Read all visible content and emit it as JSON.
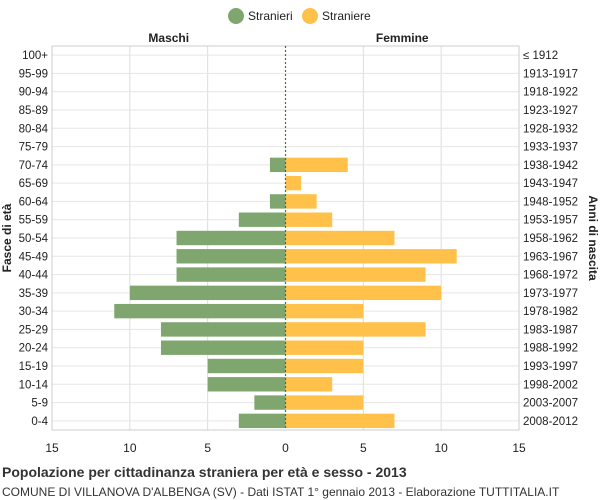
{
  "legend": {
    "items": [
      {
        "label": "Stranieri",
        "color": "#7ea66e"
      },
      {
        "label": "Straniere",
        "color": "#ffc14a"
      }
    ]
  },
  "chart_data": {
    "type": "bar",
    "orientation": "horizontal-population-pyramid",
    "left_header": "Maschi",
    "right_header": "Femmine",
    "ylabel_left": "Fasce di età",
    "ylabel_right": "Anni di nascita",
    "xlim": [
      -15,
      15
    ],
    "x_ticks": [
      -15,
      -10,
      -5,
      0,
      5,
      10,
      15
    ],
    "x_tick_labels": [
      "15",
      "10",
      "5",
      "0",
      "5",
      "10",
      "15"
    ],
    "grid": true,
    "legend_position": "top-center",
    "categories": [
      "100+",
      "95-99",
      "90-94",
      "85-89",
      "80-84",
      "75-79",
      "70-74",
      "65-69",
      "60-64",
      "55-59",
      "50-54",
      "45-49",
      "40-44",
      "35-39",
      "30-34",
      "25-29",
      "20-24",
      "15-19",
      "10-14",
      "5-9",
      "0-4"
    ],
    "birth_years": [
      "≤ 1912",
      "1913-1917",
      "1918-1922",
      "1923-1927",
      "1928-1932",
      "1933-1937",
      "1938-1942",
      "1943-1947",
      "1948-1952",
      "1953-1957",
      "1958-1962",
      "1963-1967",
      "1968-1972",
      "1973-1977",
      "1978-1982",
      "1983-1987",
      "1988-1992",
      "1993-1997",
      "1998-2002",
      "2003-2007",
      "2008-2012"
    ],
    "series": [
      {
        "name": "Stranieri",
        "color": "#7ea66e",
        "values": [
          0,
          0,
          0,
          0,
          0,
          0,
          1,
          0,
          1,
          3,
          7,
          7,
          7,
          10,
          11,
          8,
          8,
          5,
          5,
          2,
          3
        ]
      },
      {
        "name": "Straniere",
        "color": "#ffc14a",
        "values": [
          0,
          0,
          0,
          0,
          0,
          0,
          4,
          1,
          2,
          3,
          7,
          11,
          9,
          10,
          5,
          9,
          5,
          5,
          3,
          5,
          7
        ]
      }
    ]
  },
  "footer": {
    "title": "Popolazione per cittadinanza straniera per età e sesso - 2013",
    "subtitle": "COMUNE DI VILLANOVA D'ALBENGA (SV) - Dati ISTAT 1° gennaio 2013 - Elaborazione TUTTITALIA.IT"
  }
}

◆ PROMPT ◆
Write down the number of lines where the word "color" appears, and nothing further.

◆ WRITTEN RESPONSE ◆
4